(Data records)
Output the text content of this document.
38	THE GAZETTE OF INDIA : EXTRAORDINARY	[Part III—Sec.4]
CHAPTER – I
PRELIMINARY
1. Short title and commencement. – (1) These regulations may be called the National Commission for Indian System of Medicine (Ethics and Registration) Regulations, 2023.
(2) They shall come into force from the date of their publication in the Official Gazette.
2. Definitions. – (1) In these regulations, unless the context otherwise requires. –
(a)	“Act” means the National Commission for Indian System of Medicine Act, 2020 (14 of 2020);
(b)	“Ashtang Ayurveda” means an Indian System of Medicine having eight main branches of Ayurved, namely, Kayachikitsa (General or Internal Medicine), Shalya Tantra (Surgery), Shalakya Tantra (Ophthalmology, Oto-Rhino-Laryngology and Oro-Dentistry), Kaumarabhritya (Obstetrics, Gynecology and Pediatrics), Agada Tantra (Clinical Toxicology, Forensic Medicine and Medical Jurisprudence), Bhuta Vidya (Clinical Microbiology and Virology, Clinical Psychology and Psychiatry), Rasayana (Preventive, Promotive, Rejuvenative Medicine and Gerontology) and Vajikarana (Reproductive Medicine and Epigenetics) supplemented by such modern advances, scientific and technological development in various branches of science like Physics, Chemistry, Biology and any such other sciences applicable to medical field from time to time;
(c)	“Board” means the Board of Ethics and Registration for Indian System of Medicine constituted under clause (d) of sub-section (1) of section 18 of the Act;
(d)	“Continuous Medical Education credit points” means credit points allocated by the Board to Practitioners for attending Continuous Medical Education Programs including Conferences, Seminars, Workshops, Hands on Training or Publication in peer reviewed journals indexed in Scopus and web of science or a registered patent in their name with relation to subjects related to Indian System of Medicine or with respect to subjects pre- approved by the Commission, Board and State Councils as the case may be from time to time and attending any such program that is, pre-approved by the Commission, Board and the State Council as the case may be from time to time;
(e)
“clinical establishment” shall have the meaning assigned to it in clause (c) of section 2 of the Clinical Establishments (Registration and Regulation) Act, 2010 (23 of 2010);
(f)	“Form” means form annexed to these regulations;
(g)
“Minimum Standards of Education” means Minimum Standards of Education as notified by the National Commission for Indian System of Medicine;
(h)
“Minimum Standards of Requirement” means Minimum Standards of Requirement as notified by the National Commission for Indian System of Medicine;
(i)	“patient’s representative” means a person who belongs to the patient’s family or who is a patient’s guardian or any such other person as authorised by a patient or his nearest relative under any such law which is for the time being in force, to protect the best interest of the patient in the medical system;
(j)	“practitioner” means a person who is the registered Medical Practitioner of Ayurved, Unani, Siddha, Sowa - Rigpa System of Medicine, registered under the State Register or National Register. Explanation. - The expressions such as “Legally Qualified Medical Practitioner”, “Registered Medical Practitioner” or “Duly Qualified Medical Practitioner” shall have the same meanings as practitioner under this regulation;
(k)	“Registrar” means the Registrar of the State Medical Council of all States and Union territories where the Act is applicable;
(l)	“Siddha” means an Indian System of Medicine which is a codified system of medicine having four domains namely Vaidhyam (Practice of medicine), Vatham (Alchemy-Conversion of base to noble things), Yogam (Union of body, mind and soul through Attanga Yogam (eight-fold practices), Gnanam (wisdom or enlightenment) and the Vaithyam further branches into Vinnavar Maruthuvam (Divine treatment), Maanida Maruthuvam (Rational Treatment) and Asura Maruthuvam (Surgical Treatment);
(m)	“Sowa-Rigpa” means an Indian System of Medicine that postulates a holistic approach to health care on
...
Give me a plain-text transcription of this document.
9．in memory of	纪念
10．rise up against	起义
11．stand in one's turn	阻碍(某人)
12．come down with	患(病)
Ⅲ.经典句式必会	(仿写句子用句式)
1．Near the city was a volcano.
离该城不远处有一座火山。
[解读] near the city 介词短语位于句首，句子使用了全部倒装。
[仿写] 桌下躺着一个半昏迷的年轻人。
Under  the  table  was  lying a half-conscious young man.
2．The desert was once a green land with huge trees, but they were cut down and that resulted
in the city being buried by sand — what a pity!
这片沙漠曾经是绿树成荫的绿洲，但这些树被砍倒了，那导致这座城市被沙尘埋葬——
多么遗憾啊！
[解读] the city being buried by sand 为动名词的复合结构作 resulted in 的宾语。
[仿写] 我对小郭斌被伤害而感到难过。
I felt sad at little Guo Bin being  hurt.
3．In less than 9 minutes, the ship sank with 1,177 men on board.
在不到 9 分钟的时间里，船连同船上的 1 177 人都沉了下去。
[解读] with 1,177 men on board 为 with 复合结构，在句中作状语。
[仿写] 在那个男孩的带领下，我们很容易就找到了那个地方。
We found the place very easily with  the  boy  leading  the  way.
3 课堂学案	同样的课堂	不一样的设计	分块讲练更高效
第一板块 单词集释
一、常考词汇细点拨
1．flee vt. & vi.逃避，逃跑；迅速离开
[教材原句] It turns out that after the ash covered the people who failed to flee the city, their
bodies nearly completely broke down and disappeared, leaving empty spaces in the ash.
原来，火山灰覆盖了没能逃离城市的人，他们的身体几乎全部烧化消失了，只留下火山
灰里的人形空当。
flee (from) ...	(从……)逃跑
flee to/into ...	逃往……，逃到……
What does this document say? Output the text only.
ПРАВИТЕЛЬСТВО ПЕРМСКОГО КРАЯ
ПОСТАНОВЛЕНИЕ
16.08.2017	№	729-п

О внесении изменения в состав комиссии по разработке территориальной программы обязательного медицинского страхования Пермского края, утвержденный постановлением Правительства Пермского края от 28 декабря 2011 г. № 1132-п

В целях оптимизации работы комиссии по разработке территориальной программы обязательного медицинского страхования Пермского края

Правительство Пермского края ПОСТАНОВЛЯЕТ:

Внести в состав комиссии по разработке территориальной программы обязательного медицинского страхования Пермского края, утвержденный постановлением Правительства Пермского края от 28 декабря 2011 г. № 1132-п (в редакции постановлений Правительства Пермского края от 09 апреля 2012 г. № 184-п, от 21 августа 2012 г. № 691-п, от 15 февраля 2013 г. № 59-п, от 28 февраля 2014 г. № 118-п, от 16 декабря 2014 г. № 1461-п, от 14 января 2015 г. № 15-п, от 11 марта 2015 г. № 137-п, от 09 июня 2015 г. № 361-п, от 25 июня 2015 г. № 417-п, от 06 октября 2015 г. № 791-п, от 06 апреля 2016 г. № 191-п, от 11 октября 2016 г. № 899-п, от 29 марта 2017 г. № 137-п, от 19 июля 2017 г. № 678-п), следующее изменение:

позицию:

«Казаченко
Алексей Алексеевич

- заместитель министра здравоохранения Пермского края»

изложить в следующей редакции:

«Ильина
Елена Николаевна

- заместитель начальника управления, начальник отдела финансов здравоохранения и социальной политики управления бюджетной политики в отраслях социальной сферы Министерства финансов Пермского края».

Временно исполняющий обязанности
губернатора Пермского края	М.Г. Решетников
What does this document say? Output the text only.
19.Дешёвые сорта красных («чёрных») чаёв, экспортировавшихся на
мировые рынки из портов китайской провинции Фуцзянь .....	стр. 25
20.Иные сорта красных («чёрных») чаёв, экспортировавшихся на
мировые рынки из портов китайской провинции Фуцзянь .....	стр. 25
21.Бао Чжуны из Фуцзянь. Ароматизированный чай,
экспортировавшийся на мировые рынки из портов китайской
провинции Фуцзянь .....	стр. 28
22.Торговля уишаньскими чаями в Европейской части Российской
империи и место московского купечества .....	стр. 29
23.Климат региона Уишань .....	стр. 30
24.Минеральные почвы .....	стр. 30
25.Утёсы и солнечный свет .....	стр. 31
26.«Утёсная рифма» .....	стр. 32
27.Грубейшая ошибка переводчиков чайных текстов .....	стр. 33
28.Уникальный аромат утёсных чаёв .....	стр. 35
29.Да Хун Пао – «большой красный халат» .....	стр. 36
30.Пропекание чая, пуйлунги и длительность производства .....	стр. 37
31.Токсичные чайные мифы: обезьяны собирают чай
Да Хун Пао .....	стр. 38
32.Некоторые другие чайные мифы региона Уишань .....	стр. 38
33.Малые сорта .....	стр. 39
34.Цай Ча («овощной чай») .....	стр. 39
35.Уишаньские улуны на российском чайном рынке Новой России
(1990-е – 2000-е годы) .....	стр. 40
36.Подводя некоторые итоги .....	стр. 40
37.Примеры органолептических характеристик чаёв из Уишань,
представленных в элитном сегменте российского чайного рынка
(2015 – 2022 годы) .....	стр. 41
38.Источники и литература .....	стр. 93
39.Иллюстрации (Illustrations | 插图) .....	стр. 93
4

* [STATED GOAL]:
Count how many lines above carry the word "страхования". Only the number is required.

* [REPLY]:
3